Given data |
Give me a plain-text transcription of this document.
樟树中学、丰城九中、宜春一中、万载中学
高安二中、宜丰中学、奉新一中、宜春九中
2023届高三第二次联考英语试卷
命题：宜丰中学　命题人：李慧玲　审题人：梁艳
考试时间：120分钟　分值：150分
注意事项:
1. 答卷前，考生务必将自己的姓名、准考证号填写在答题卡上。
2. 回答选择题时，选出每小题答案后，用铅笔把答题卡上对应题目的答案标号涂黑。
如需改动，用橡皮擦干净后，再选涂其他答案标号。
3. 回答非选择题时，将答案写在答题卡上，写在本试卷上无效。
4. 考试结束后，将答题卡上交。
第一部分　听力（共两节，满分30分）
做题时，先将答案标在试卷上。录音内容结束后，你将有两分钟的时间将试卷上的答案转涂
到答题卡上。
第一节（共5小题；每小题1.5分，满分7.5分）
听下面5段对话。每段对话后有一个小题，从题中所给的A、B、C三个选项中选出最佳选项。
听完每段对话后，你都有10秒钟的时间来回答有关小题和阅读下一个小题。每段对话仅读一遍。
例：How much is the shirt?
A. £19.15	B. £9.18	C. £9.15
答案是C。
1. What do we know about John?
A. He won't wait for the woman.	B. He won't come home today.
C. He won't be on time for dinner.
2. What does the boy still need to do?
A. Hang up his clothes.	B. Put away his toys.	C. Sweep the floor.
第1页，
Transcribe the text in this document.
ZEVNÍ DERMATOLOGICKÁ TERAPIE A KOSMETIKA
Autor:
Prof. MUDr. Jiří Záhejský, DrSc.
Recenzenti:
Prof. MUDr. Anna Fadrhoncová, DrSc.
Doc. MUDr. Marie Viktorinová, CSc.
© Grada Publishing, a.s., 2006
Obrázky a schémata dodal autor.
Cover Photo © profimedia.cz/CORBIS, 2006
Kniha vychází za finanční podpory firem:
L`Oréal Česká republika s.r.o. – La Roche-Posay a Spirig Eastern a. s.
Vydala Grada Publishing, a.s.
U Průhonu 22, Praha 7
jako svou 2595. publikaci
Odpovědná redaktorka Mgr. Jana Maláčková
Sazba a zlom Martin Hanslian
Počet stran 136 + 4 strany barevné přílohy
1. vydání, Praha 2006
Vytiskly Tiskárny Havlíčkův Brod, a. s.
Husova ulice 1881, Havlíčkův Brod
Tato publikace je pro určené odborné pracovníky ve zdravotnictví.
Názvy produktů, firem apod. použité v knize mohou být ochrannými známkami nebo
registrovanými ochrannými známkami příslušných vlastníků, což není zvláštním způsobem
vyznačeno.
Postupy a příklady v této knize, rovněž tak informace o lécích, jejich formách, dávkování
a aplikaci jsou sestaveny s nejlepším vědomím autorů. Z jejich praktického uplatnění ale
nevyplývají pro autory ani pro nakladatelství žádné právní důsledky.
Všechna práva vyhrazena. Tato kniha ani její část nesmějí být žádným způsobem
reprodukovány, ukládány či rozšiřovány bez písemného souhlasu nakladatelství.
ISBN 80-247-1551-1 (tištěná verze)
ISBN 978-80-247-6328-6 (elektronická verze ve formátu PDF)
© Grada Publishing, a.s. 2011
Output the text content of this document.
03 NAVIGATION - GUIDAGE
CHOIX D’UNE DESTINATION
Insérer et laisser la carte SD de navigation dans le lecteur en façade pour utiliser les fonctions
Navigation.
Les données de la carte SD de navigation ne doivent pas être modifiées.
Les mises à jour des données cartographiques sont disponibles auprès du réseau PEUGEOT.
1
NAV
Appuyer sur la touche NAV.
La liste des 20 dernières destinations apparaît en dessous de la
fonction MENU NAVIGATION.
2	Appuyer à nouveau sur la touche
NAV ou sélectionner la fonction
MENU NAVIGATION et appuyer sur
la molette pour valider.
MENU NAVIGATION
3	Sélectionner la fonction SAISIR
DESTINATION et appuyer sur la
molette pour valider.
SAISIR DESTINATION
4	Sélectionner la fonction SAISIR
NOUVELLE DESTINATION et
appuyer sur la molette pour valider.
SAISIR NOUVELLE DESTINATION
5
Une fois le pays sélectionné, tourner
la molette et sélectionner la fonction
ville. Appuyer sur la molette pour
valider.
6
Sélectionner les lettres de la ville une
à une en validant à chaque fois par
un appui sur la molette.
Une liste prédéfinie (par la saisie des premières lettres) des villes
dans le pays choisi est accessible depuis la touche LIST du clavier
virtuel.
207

The exercise | Filter the entries above down to the lines containing the word "liste".

Written response |
La liste des 20 dernières destinations apparaît en dessous de la
Une liste prédéfinie (par la saisie des premières lettres) des villes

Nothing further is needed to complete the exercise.